Only lines holding the word "time" should be copied from the material.

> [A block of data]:
-- Begin --

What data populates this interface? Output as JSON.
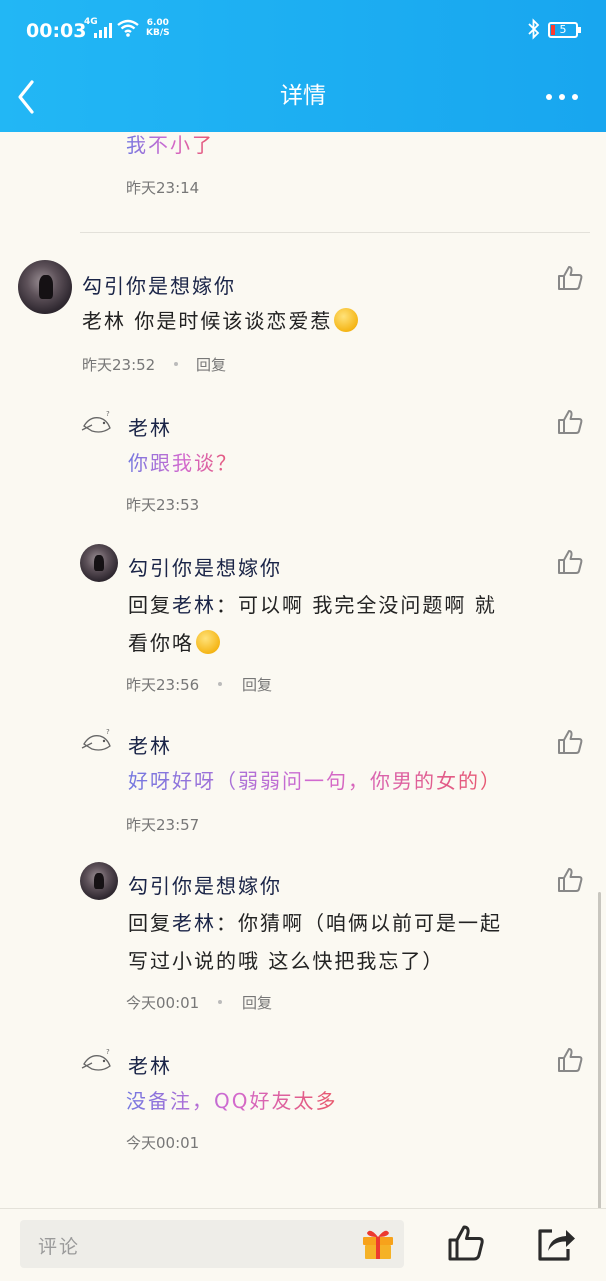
{
  "status_bar": {
    "time": "00:03",
    "network": "4G",
    "speed_value": "6.00",
    "speed_unit": "KB/S",
    "battery": "5"
  },
  "header": {
    "title": "详情"
  },
  "colors": {
    "header_bg": "#1aa9f0",
    "background": "#fbf9f2",
    "name_color": "#1a2447",
    "gradient_text": [
      "#7478e0",
      "#d26ad0",
      "#e9576a"
    ]
  },
  "comments": [
    {
      "text": "我不小了",
      "time": "昨天23:14",
      "style": "gradient"
    },
    {
      "name": "勾引你是想嫁你",
      "text": "老林 你是时候该谈恋爱惹",
      "time": "昨天23:52",
      "reply": "回复",
      "emoji": "yawning-face"
    },
    {
      "name": "老林",
      "text": "你跟我谈？",
      "time": "昨天23:53",
      "style": "gradient"
    },
    {
      "name": "勾引你是想嫁你",
      "reply_prefix": "回复",
      "reply_to": "老林",
      "text_line1": "：可以啊 我完全没问题啊 就",
      "text_line2": "看你咯",
      "time": "昨天23:56",
      "reply": "回复",
      "emoji": "grinning-face"
    },
    {
      "name": "老林",
      "text": "好呀好呀（弱弱问一句，你男的女的）",
      "time": "昨天23:57",
      "style": "gradient"
    },
    {
      "name": "勾引你是想嫁你",
      "reply_prefix": "回复",
      "reply_to": "老林",
      "text_line1": "：你猜啊（咱俩以前可是一起",
      "text_line2": "写过小说的哦 这么快把我忘了）",
      "time": "今天00:01",
      "reply": "回复"
    },
    {
      "name": "老林",
      "text": "没备注，QQ好友太多",
      "time": "今天00:01",
      "style": "gradient"
    }
  ],
  "bottom_bar": {
    "comment_placeholder": "评论"
  },
  "icons": [
    "back-arrow-icon",
    "more-dots-icon",
    "thumbs-up-icon",
    "gift-icon",
    "share-icon",
    "bluetooth-icon",
    "wifi-icon",
    "battery-icon"
  ]
}
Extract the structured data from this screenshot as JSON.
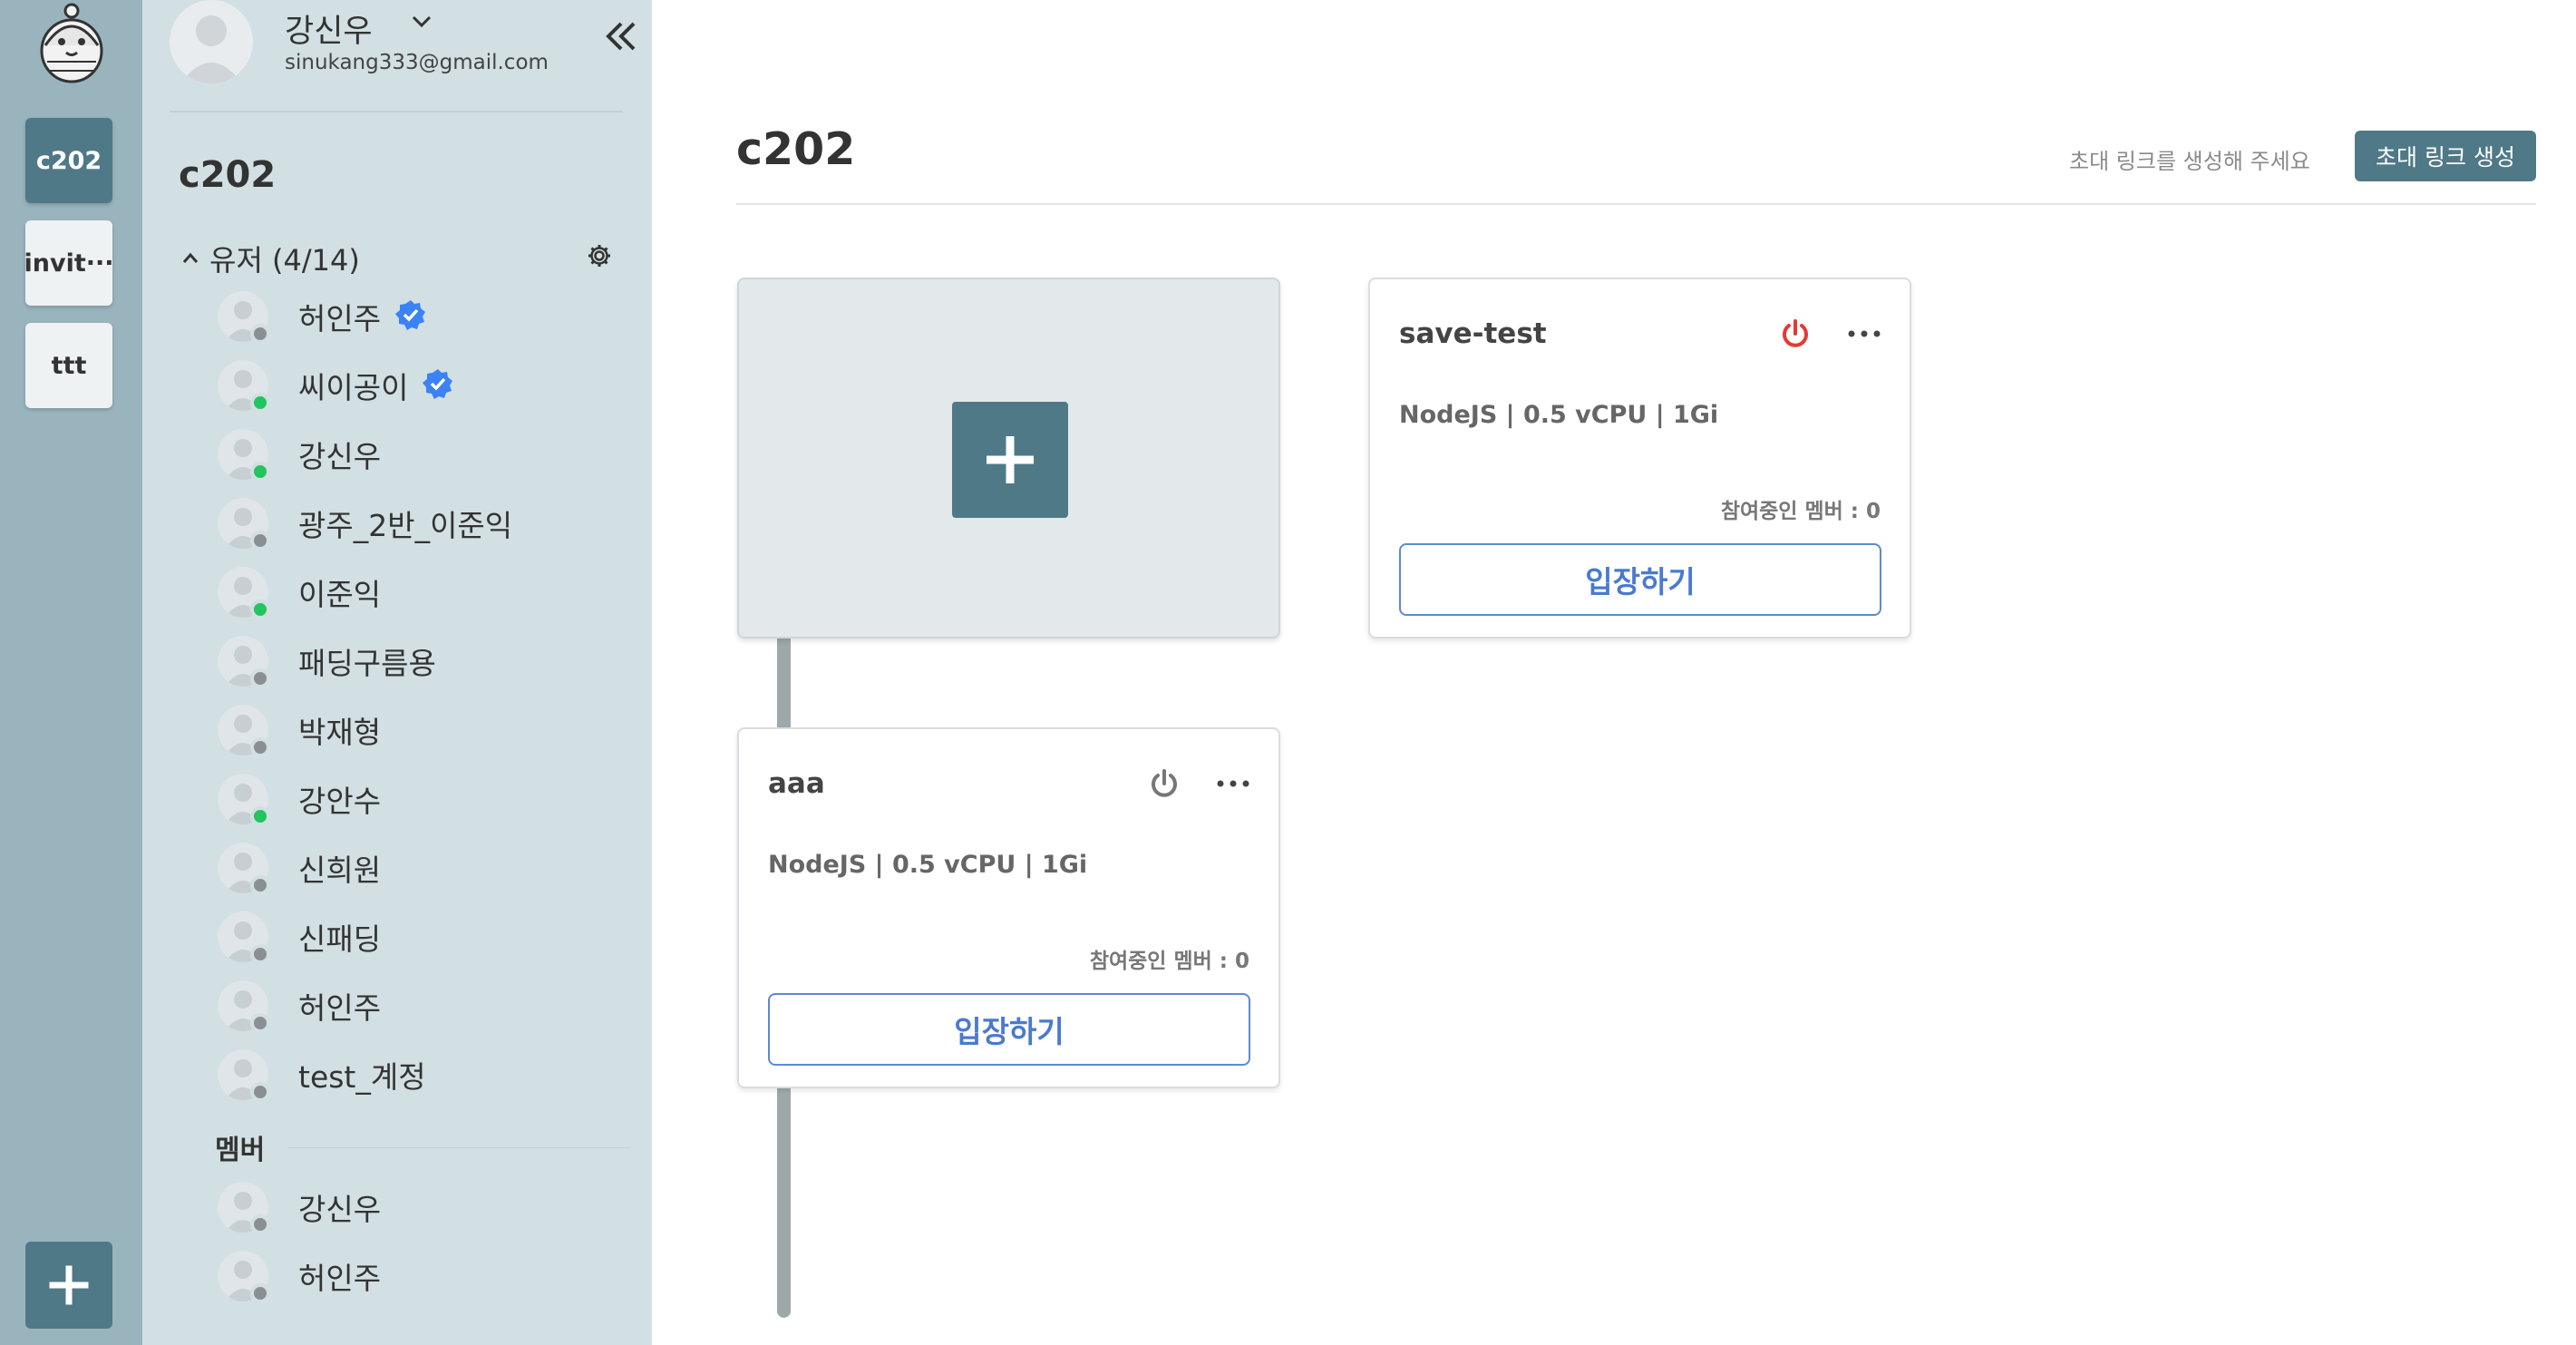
{
  "rail": {
    "servers": [
      {
        "label": "c202",
        "active": true
      },
      {
        "label": "invit···",
        "active": false
      },
      {
        "label": "ttt",
        "active": false
      }
    ]
  },
  "profile": {
    "name": "강신우",
    "email": "sinukang333@gmail.com"
  },
  "sidebar": {
    "server_name": "c202",
    "group_label": "유저 (4/14)",
    "users": [
      {
        "name": "허인주",
        "status": "offline",
        "verified": true
      },
      {
        "name": "씨이공이",
        "status": "online",
        "verified": true
      },
      {
        "name": "강신우",
        "status": "online",
        "verified": false
      },
      {
        "name": "광주_2반_이준익",
        "status": "offline",
        "verified": false
      },
      {
        "name": "이준익",
        "status": "online",
        "verified": false
      },
      {
        "name": "패딩구름용",
        "status": "offline",
        "verified": false
      },
      {
        "name": "박재형",
        "status": "offline",
        "verified": false
      },
      {
        "name": "강안수",
        "status": "online",
        "verified": false
      },
      {
        "name": "신희원",
        "status": "offline",
        "verified": false
      },
      {
        "name": "신패딩",
        "status": "offline",
        "verified": false
      },
      {
        "name": "허인주",
        "status": "offline",
        "verified": false
      },
      {
        "name": "test_계정",
        "status": "offline",
        "verified": false
      }
    ],
    "members_label": "멤버",
    "members": [
      {
        "name": "강신우",
        "status": "offline"
      },
      {
        "name": "허인주",
        "status": "offline"
      }
    ]
  },
  "main": {
    "title": "c202",
    "invite_hint": "초대 링크를 생성해 주세요",
    "invite_button": "초대 링크 생성",
    "containers": [
      {
        "name": "save-test",
        "spec": "NodeJS | 0.5 vCPU | 1Gi",
        "members": "참여중인 멤버 : 0",
        "enter": "입장하기",
        "running": true
      },
      {
        "name": "aaa",
        "spec": "NodeJS | 0.5 vCPU | 1Gi",
        "members": "참여중인 멤버 : 0",
        "enter": "입장하기",
        "running": false
      }
    ]
  },
  "colors": {
    "accent": "#4f7987",
    "online": "#22c55e",
    "offline": "#8a8f93",
    "verified": "#3b82f6",
    "power_on": "#e53935",
    "power_off": "#777777",
    "enter_blue": "#4a7ad0"
  }
}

-- End --

> [Solved exercise]:
    "time": "00:03",
      "time": "昨天23:14",
      "time": "昨天23:52",
      "time": "昨天23:53",
      "time": "昨天23:56",
      "time": "昨天23:57",
      "time": "今天00:01",
      "time": "今天00:01",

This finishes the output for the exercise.